::: EXTRACTED INFORMATION :::

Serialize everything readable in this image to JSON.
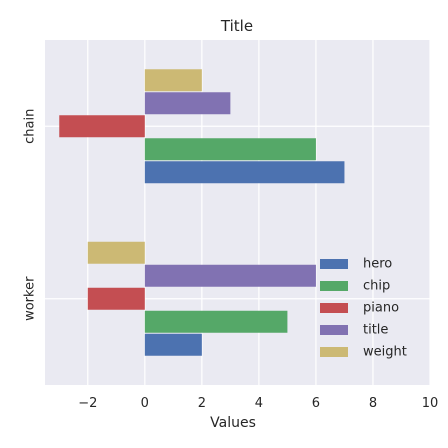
{
  "chart_data": {
    "type": "bar",
    "orientation": "horizontal",
    "title": "Title",
    "xlabel": "Values",
    "ylabel": "",
    "categories": [
      "chain",
      "worker"
    ],
    "series": [
      {
        "name": "hero",
        "color": "#4c72b0",
        "values": [
          7,
          2
        ]
      },
      {
        "name": "chip",
        "color": "#55a868",
        "values": [
          6,
          5
        ]
      },
      {
        "name": "piano",
        "color": "#c44e52",
        "values": [
          -3,
          -2
        ]
      },
      {
        "name": "title",
        "color": "#8172b2",
        "values": [
          3,
          6
        ]
      },
      {
        "name": "weight",
        "color": "#ccb974",
        "values": [
          2,
          -2
        ]
      }
    ],
    "xlim": [
      -3.5,
      10
    ],
    "xticks": [
      -2,
      0,
      2,
      4,
      6,
      8,
      10
    ],
    "xtick_labels": [
      "−2",
      "0",
      "2",
      "4",
      "6",
      "8",
      "10"
    ],
    "grid": true,
    "legend_position": "lower-right",
    "background_color": "#eaeaf2"
  }
}
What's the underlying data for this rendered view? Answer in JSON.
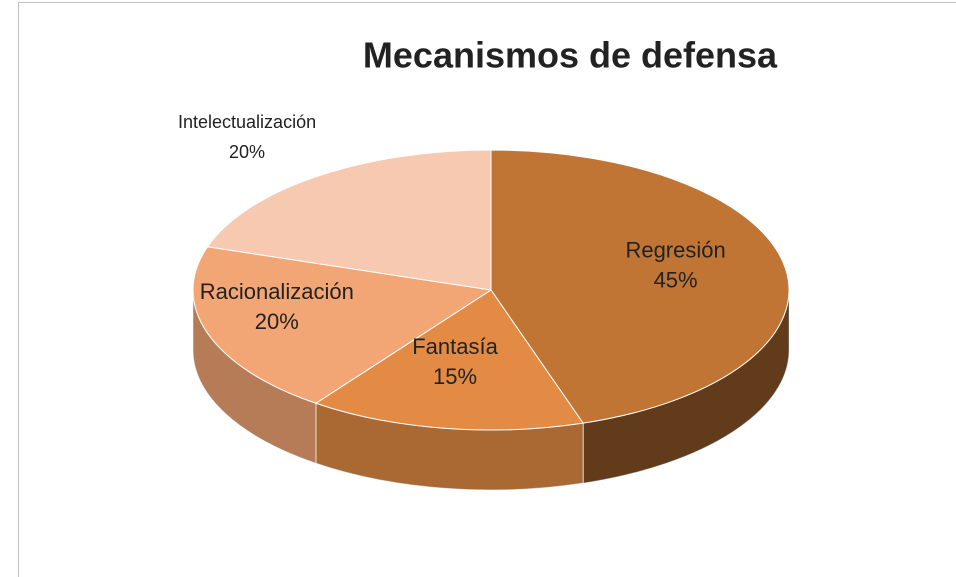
{
  "chart_data": {
    "type": "pie3d",
    "title": "Mecanismos de defensa",
    "categories": [
      "Regresión",
      "Fantasía",
      "Racionalización",
      "Intelectualización"
    ],
    "values": [
      45,
      15,
      20,
      20
    ],
    "value_labels": [
      "45%",
      "15%",
      "20%",
      "20%"
    ],
    "colors": [
      "#c07535",
      "#e38b45",
      "#f2a675",
      "#f7c9b0"
    ]
  }
}
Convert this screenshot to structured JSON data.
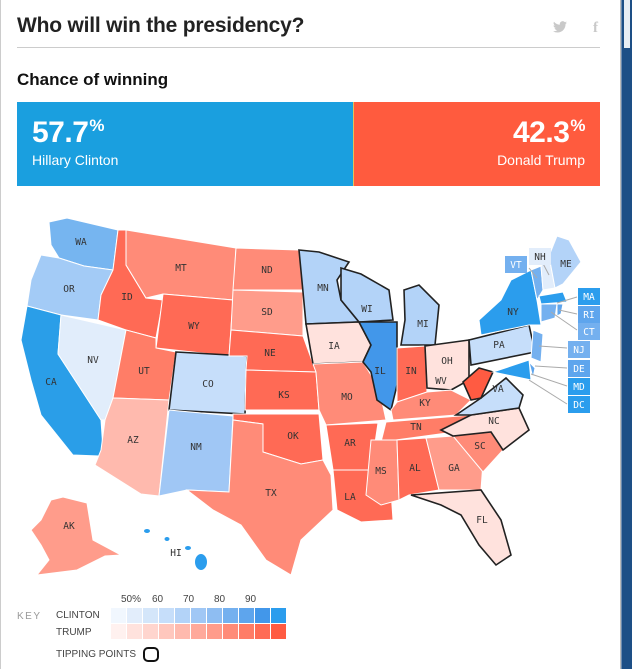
{
  "header": {
    "title": "Who will win the presidency?",
    "share": {
      "twitter_icon": "t",
      "facebook_icon": "f"
    }
  },
  "chance": {
    "subtitle": "Chance of winning",
    "clinton": {
      "pct": "57.7",
      "sign": "%",
      "name": "Hillary Clinton",
      "color": "#1a9fdf"
    },
    "trump": {
      "pct": "42.3",
      "sign": "%",
      "name": "Donald Trump",
      "color": "#ff5b3e"
    }
  },
  "map": {
    "states": {
      "WA": "Clinton",
      "OR": "Clinton",
      "CA": "Clinton",
      "NV": "Clinton",
      "ID": "Trump",
      "MT": "Trump",
      "WY": "Trump",
      "UT": "Trump",
      "AZ": "Trump",
      "CO": "Clinton",
      "NM": "Clinton",
      "ND": "Trump",
      "SD": "Trump",
      "NE": "Trump",
      "KS": "Trump",
      "OK": "Trump",
      "TX": "Trump",
      "MN": "Clinton",
      "IA": "Trump",
      "MO": "Trump",
      "AR": "Trump",
      "LA": "Trump",
      "WI": "Clinton",
      "IL": "Clinton",
      "MI": "Clinton",
      "IN": "Trump",
      "OH": "Trump",
      "KY": "Trump",
      "TN": "Trump",
      "MS": "Trump",
      "AL": "Trump",
      "GA": "Trump",
      "FL": "Trump",
      "SC": "Trump",
      "NC": "Trump",
      "VA": "Clinton",
      "WV": "Trump",
      "PA": "Clinton",
      "NY": "Clinton",
      "VT": "Clinton",
      "NH": "Clinton",
      "ME": "Clinton",
      "MA": "Clinton",
      "RI": "Clinton",
      "CT": "Clinton",
      "NJ": "Clinton",
      "DE": "Clinton",
      "MD": "Clinton",
      "DC": "Clinton",
      "AK": "Trump",
      "HI": "Clinton"
    },
    "tipping_points": [
      "MN",
      "WI",
      "MI",
      "IA",
      "IL",
      "OH",
      "PA",
      "CO",
      "VA",
      "NC",
      "FL"
    ],
    "callouts": [
      "VT",
      "NH",
      "ME",
      "MA",
      "RI",
      "CT",
      "NJ",
      "DE",
      "MD",
      "DC"
    ]
  },
  "key": {
    "label": "KEY",
    "ticks": [
      "50%",
      "60",
      "70",
      "80",
      "90"
    ],
    "clinton_label": "CLINTON",
    "trump_label": "TRUMP",
    "tipping_label": "TIPPING POINTS",
    "clinton_scale": [
      "#f1f7fe",
      "#e2edfb",
      "#d4e6fa",
      "#c6defa",
      "#b3d3f8",
      "#a0c7f5",
      "#8ebdf2",
      "#74b0ef",
      "#5ea5ed",
      "#4297ea",
      "#2b9ded"
    ],
    "trump_scale": [
      "#fff1ef",
      "#ffe2dd",
      "#ffd5ce",
      "#ffc7bd",
      "#ffbaae",
      "#ffa99b",
      "#ff9c8b",
      "#ff8b78",
      "#ff7d67",
      "#ff6c55",
      "#ff5b42"
    ]
  }
}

:::

**REQUIRED WORK**: Copy each line in the data that holds the word "name".

**OUTPUT BELOW**:
        "name": "hero",
        "name": "chip",
        "name": "piano",
        "name": "title",
        "name": "weight",
      "name": "Hillary Clinton",
      "name": "Donald Trump",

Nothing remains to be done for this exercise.